--- TASK DATA ---

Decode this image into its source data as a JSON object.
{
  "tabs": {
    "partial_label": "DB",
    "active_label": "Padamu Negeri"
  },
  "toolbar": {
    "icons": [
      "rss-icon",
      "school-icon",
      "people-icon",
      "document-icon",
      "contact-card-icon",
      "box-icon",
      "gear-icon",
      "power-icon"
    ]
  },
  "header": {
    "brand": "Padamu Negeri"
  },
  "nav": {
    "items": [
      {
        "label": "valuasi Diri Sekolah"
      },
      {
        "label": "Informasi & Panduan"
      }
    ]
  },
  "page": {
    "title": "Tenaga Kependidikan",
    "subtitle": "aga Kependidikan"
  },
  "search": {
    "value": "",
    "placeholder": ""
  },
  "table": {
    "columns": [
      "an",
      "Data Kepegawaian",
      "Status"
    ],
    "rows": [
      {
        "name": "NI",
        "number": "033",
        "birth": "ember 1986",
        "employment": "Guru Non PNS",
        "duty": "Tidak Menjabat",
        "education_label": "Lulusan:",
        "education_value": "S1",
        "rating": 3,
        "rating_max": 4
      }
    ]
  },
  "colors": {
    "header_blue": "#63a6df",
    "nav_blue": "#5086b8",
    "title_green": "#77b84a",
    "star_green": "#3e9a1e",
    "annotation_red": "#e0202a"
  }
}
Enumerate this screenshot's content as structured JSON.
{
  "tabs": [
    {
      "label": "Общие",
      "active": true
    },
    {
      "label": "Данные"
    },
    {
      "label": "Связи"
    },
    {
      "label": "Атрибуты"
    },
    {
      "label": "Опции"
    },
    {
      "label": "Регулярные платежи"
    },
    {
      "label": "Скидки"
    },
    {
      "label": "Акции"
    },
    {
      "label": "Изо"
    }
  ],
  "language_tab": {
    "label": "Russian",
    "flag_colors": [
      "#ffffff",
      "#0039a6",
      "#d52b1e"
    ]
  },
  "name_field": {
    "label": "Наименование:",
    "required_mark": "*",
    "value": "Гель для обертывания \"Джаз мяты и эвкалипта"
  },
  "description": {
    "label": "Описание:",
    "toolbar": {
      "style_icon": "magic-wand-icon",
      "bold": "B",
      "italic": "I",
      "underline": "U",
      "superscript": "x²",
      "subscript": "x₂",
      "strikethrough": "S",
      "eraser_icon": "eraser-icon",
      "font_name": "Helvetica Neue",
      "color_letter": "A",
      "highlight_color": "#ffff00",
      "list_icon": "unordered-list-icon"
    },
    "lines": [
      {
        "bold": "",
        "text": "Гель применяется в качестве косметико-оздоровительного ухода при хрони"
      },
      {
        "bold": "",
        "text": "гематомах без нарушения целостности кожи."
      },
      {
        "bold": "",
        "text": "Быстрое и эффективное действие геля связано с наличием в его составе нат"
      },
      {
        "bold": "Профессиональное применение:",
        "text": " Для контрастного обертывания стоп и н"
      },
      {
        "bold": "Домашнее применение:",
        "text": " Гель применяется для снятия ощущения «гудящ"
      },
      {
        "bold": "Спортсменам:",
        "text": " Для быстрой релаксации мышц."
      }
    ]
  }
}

---

> [GOAL OF THE EXERCISE]
Report how many lines in the data contain the word "text", with no words besides the number.

> [RESPONSE FOR THIS EXERCISE]
6